(begin)

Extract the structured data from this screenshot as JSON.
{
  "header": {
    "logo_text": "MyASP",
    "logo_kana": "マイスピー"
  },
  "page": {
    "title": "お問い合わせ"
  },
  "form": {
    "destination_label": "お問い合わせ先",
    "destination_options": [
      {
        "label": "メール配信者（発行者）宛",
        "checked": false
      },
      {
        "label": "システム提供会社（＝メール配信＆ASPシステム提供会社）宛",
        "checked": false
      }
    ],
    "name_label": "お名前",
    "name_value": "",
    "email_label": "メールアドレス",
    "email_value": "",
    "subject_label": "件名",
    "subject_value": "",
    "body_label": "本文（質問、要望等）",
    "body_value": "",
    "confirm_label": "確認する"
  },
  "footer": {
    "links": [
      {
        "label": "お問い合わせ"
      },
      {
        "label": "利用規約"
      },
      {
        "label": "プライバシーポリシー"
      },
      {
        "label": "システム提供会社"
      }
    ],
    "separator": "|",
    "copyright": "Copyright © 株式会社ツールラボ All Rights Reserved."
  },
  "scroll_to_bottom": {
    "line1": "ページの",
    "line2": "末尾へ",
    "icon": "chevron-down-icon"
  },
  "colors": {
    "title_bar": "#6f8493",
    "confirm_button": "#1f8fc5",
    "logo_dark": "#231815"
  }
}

(end)

__To be done__. Please restate the whole listing word for word.

__Output of the exercise__.
Extract the structured data from this screenshot as JSON.
{
  "header": {
    "logo_text": "MyASP",
    "logo_kana": "マイスピー"
  },
  "page": {
    "title": "お問い合わせ"
  },
  "form": {
    "destination_label": "お問い合わせ先",
    "destination_options": [
      {
        "label": "メール配信者（発行者）宛",
        "checked": false
      },
      {
        "label": "システム提供会社（＝メール配信＆ASPシステム提供会社）宛",
        "checked": false
      }
    ],
    "name_label": "お名前",
    "name_value": "",
    "email_label": "メールアドレス",
    "email_value": "",
    "subject_label": "件名",
    "subject_value": "",
    "body_label": "本文（質問、要望等）",
    "body_value": "",
    "confirm_label": "確認する"
  },
  "footer": {
    "links": [
      {
        "label": "お問い合わせ"
      },
      {
        "label": "利用規約"
      },
      {
        "label": "プライバシーポリシー"
      },
      {
        "label": "システム提供会社"
      }
    ],
    "separator": "|",
    "copyright": "Copyright © 株式会社ツールラボ All Rights Reserved."
  },
  "scroll_to_bottom": {
    "line1": "ページの",
    "line2": "末尾へ",
    "icon": "chevron-down-icon"
  },
  "colors": {
    "title_bar": "#6f8493",
    "confirm_button": "#1f8fc5",
    "logo_dark": "#231815"
  }
}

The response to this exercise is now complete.